TO DO
Set down each record below precisely, skipping the pictures.

** Begin RECORDS FOR THE EXERCISE **

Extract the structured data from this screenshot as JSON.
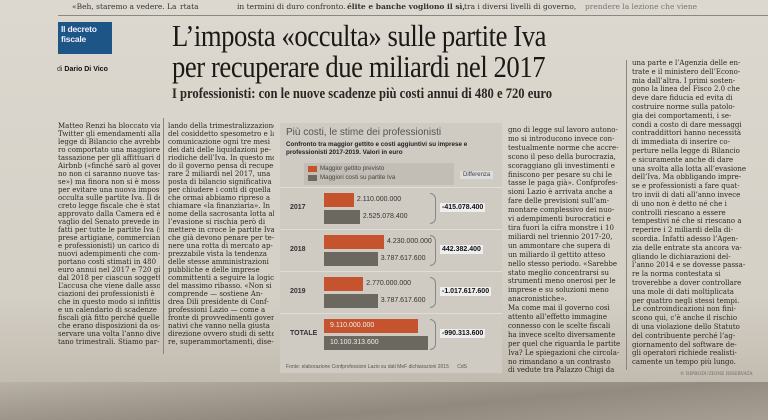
{
  "top_fragments": [
    "«Beh, staremo a vedere. La",
    "rtata",
    "in termini di duro confronto.",
    "élite e banche vogliono il sì,",
    "tra i diversi livelli di governo,",
    "prendere la lezione che viene"
  ],
  "section_label": "Il decreto fiscale",
  "byline": {
    "prefix": "di",
    "author": "Dario Di Vico"
  },
  "headline": [
    "L’imposta «occulta» sulle partite Iva",
    "per recuperare due miliardi nel 2017"
  ],
  "subheadline": "I professionisti: con le nuove scadenze più costi annui di 480 e 720 euro",
  "columns": [
    [
      "Matteo Renzi ha bloccato via",
      "Twitter gli emendamenti alla",
      "legge di Bilancio che avrebbe-",
      "ro comportato una maggiore",
      "tassazione per gli affittuari di",
      "Airbnb («finché sarò al gover-",
      "no non ci saranno nuove tas-",
      "se») ma finora non si è mosso",
      "per evitare una nuova imposta",
      "occulta sulle partite Iva. Il de-",
      "creto legge fiscale che è stato",
      "approvato dalla Camera ed è al",
      "vaglio del Senato prevede in-",
      "fatti per tutte le partite Iva (im-",
      "prese artigiane, commercianti",
      "e professionisti) un carico di 8",
      "nuovi adempimenti che com-",
      "portano costi stimati in 480",
      "euro annui nel 2017 e 720 già",
      "dal 2018 per ciascun soggetto.",
      "L’accusa che viene dalle asso-",
      "ciazioni dei professionisti è",
      "che in questo modo si infittisc-",
      "e un calendario di scadenze",
      "fiscali già fitto perché quelle",
      "che erano disposizioni da os-",
      "servare una volta l’anno diven-",
      "tano trimestrali. Stiamo par-"
    ],
    [
      "lando della trimestralizzazione",
      "del cosiddetto spesometro e la",
      "comunicazione ogni tre mesi",
      "dei dati delle liquidazioni pe-",
      "riodiche dell’Iva. In questo mo-",
      "do il governo pensa di recupe-",
      "rare 2 miliardi nel 2017, una",
      "posta di bilancio significativa",
      "per chiudere i conti di quella",
      "che ormai abbiamo ripreso a",
      "chiamare «la finanziaria». In",
      "nome della sacrosanta lotta al-",
      "l’evasione si rischia però di",
      "mettere in croce le partite Iva",
      "che già devono penare per te-",
      "nere una rotta di mercato ap-",
      "prezzabile vista la tendenza",
      "delle stesse amministrazioni",
      "pubbliche e delle imprese",
      "committenti a seguire la logica",
      "del massimo ribasso. «Non si",
      "comprende — sostiene An-",
      "drea Dili presidente di Conf-",
      "professioni Lazio — come a",
      "fronte di provvedimenti gover-",
      "nativi che vanno nella giusta",
      "direzione ovvero studi di setto-",
      "re, superammortamenti, dise-"
    ],
    [
      "gno di legge sul lavoro autono-",
      "mo si introducono invece con-",
      "testualmente norme che accre-",
      "scono il peso della burocrazia,",
      "scoraggiano gli investimenti e",
      "finiscono per pesare su chi le",
      "tasse le paga già». Confprofes-",
      "sioni Lazio è arrivata anche a",
      "fare delle previsioni sull’am-",
      "montare complessivo dei nuo-",
      "vi adempimenti burocratici e",
      "tira fuori la cifra monstre i 10",
      "miliardi nel triennio 2017-20,",
      "un ammontare che supera di",
      "un miliardo il gettito atteso",
      "nello stesso periodo. «Sarebbe",
      "stato meglio concentrarsi su",
      "strumenti meno onerosi per le",
      "imprese e su soluzioni meno",
      "anacronistiche».",
      "  Ma come mai il governo così",
      "attento all’effetto immagine",
      "connesso con le scelte fiscali",
      "ha invece scelto diversamente",
      "per quel che riguarda le partite",
      "Iva? Le spiegazioni che circola-",
      "no rimandano a un contrasto",
      "di vedute tra Palazzo Chigi da"
    ],
    [
      "una parte e l’Agenzia delle en-",
      "trate e il ministero dell’Econo-",
      "mia dall’altra. I primi sosten-",
      "gono la linea del Fisco 2.0 che",
      "deve dare fiducia ed evita di",
      "costruire norme sulla patolo-",
      "gia dei comportamenti, i se-",
      "condi a costo di dare messaggi",
      "contraddittori hanno necessità",
      "di immediata di inserire co-",
      "perture nella legge di Bilancio",
      "e sicuramente anche di dare",
      "una svolta alla lotta all’evasione",
      "dell’Iva. Ma obbligando impre-",
      "se e professionisti a fare quat-",
      "tro invii di dati all’anno invece",
      "di uno non è detto né che i",
      "controlli riescano a essere",
      "tempestivi né che si riescano a",
      "reperire i 2 miliardi della di-",
      "scordia. Infatti adesso l’Agen-",
      "zia delle entrate sta ancora va-",
      "gliando le dichiarazioni del-",
      "l’anno 2014 e se dovesse passa-",
      "re la norma contestata si",
      "troverebbe a dover controllare",
      "una mole di dati moltiplicata",
      "per quattro negli stessi tempi.",
      "Le controindicazioni non fini-",
      "scono qui, c’è anche il rischio",
      "di una violazione dello Statuto",
      "del contribuente perché l’ag-",
      "giornamento del software de-",
      "gli operatori richiede realisti-",
      "camente un tempo più lungo."
    ]
  ],
  "copyright": "© RIPRODUZIONE RISERVATA",
  "chart_data": {
    "type": "bar",
    "title": "Più costi, le stime dei professionisti",
    "subtitle": "Confronto tra maggior gettito e costi aggiuntivi su imprese e professionisti 2017-2019. Valori in euro",
    "legend": [
      "Maggior gettito previsto",
      "Maggiori costi su partite Iva"
    ],
    "difference_label": "Differenza",
    "categories": [
      "2017",
      "2018",
      "2019",
      "TOTALE"
    ],
    "series": [
      {
        "name": "Maggior gettito previsto",
        "values": [
          2110000000,
          4230000000,
          2770000000,
          9110000000
        ],
        "labels": [
          "2.110.000.000",
          "4.230.000.000",
          "2.770.000.000",
          "9.110.000.000"
        ],
        "color": "#c4532e"
      },
      {
        "name": "Maggiori costi su partite Iva",
        "values": [
          2525078400,
          3787617600,
          3787617600,
          10100313600
        ],
        "labels": [
          "2.525.078.400",
          "3.787.617.600",
          "3.787.617.600",
          "10.100.313.600"
        ],
        "color": "#6b6860"
      }
    ],
    "differences": [
      "-415.078.400",
      "442.382.400",
      "-1.017.617.600",
      "-990.313.600"
    ],
    "source": "Fonte: elaborazione Confprofessioni Lazio su dati MeF dichiarazioni 2015",
    "credit": "CdS"
  }
}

** End RECORDS FOR THE EXERCISE **

TASK ANSWER
Extract the structured data from this screenshot as JSON.
{
  "top_fragments": [
    "«Beh, staremo a vedere. La",
    "rtata",
    "in termini di duro confronto.",
    "élite e banche vogliono il sì,",
    "tra i diversi livelli di governo,",
    "prendere la lezione che viene"
  ],
  "section_label": "Il decreto fiscale",
  "byline": {
    "prefix": "di",
    "author": "Dario Di Vico"
  },
  "headline": [
    "L’imposta «occulta» sulle partite Iva",
    "per recuperare due miliardi nel 2017"
  ],
  "subheadline": "I professionisti: con le nuove scadenze più costi annui di 480 e 720 euro",
  "columns": [
    [
      "Matteo Renzi ha bloccato via",
      "Twitter gli emendamenti alla",
      "legge di Bilancio che avrebbe-",
      "ro comportato una maggiore",
      "tassazione per gli affittuari di",
      "Airbnb («finché sarò al gover-",
      "no non ci saranno nuove tas-",
      "se») ma finora non si è mosso",
      "per evitare una nuova imposta",
      "occulta sulle partite Iva. Il de-",
      "creto legge fiscale che è stato",
      "approvato dalla Camera ed è al",
      "vaglio del Senato prevede in-",
      "fatti per tutte le partite Iva (im-",
      "prese artigiane, commercianti",
      "e professionisti) un carico di 8",
      "nuovi adempimenti che com-",
      "portano costi stimati in 480",
      "euro annui nel 2017 e 720 già",
      "dal 2018 per ciascun soggetto.",
      "L’accusa che viene dalle asso-",
      "ciazioni dei professionisti è",
      "che in questo modo si infittisc-",
      "e un calendario di scadenze",
      "fiscali già fitto perché quelle",
      "che erano disposizioni da os-",
      "servare una volta l’anno diven-",
      "tano trimestrali. Stiamo par-"
    ],
    [
      "lando della trimestralizzazione",
      "del cosiddetto spesometro e la",
      "comunicazione ogni tre mesi",
      "dei dati delle liquidazioni pe-",
      "riodiche dell’Iva. In questo mo-",
      "do il governo pensa di recupe-",
      "rare 2 miliardi nel 2017, una",
      "posta di bilancio significativa",
      "per chiudere i conti di quella",
      "che ormai abbiamo ripreso a",
      "chiamare «la finanziaria». In",
      "nome della sacrosanta lotta al-",
      "l’evasione si rischia però di",
      "mettere in croce le partite Iva",
      "che già devono penare per te-",
      "nere una rotta di mercato ap-",
      "prezzabile vista la tendenza",
      "delle stesse amministrazioni",
      "pubbliche e delle imprese",
      "committenti a seguire la logica",
      "del massimo ribasso. «Non si",
      "comprende — sostiene An-",
      "drea Dili presidente di Conf-",
      "professioni Lazio — come a",
      "fronte di provvedimenti gover-",
      "nativi che vanno nella giusta",
      "direzione ovvero studi di setto-",
      "re, superammortamenti, dise-"
    ],
    [
      "gno di legge sul lavoro autono-",
      "mo si introducono invece con-",
      "testualmente norme che accre-",
      "scono il peso della burocrazia,",
      "scoraggiano gli investimenti e",
      "finiscono per pesare su chi le",
      "tasse le paga già». Confprofes-",
      "sioni Lazio è arrivata anche a",
      "fare delle previsioni sull’am-",
      "montare complessivo dei nuo-",
      "vi adempimenti burocratici e",
      "tira fuori la cifra monstre i 10",
      "miliardi nel triennio 2017-20,",
      "un ammontare che supera di",
      "un miliardo il gettito atteso",
      "nello stesso periodo. «Sarebbe",
      "stato meglio concentrarsi su",
      "strumenti meno onerosi per le",
      "imprese e su soluzioni meno",
      "anacronistiche».",
      "  Ma come mai il governo così",
      "attento all’effetto immagine",
      "connesso con le scelte fiscali",
      "ha invece scelto diversamente",
      "per quel che riguarda le partite",
      "Iva? Le spiegazioni che circola-",
      "no rimandano a un contrasto",
      "di vedute tra Palazzo Chigi da"
    ],
    [
      "una parte e l’Agenzia delle en-",
      "trate e il ministero dell’Econo-",
      "mia dall’altra. I primi sosten-",
      "gono la linea del Fisco 2.0 che",
      "deve dare fiducia ed evita di",
      "costruire norme sulla patolo-",
      "gia dei comportamenti, i se-",
      "condi a costo di dare messaggi",
      "contraddittori hanno necessità",
      "di immediata di inserire co-",
      "perture nella legge di Bilancio",
      "e sicuramente anche di dare",
      "una svolta alla lotta all’evasione",
      "dell’Iva. Ma obbligando impre-",
      "se e professionisti a fare quat-",
      "tro invii di dati all’anno invece",
      "di uno non è detto né che i",
      "controlli riescano a essere",
      "tempestivi né che si riescano a",
      "reperire i 2 miliardi della di-",
      "scordia. Infatti adesso l’Agen-",
      "zia delle entrate sta ancora va-",
      "gliando le dichiarazioni del-",
      "l’anno 2014 e se dovesse passa-",
      "re la norma contestata si",
      "troverebbe a dover controllare",
      "una mole di dati moltiplicata",
      "per quattro negli stessi tempi.",
      "Le controindicazioni non fini-",
      "scono qui, c’è anche il rischio",
      "di una violazione dello Statuto",
      "del contribuente perché l’ag-",
      "giornamento del software de-",
      "gli operatori richiede realisti-",
      "camente un tempo più lungo."
    ]
  ],
  "copyright": "© RIPRODUZIONE RISERVATA",
  "chart_data": {
    "type": "bar",
    "title": "Più costi, le stime dei professionisti",
    "subtitle": "Confronto tra maggior gettito e costi aggiuntivi su imprese e professionisti 2017-2019. Valori in euro",
    "legend": [
      "Maggior gettito previsto",
      "Maggiori costi su partite Iva"
    ],
    "difference_label": "Differenza",
    "categories": [
      "2017",
      "2018",
      "2019",
      "TOTALE"
    ],
    "series": [
      {
        "name": "Maggior gettito previsto",
        "values": [
          2110000000,
          4230000000,
          2770000000,
          9110000000
        ],
        "labels": [
          "2.110.000.000",
          "4.230.000.000",
          "2.770.000.000",
          "9.110.000.000"
        ],
        "color": "#c4532e"
      },
      {
        "name": "Maggiori costi su partite Iva",
        "values": [
          2525078400,
          3787617600,
          3787617600,
          10100313600
        ],
        "labels": [
          "2.525.078.400",
          "3.787.617.600",
          "3.787.617.600",
          "10.100.313.600"
        ],
        "color": "#6b6860"
      }
    ],
    "differences": [
      "-415.078.400",
      "442.382.400",
      "-1.017.617.600",
      "-990.313.600"
    ],
    "source": "Fonte: elaborazione Confprofessioni Lazio su dati MeF dichiarazioni 2015",
    "credit": "CdS"
  }
}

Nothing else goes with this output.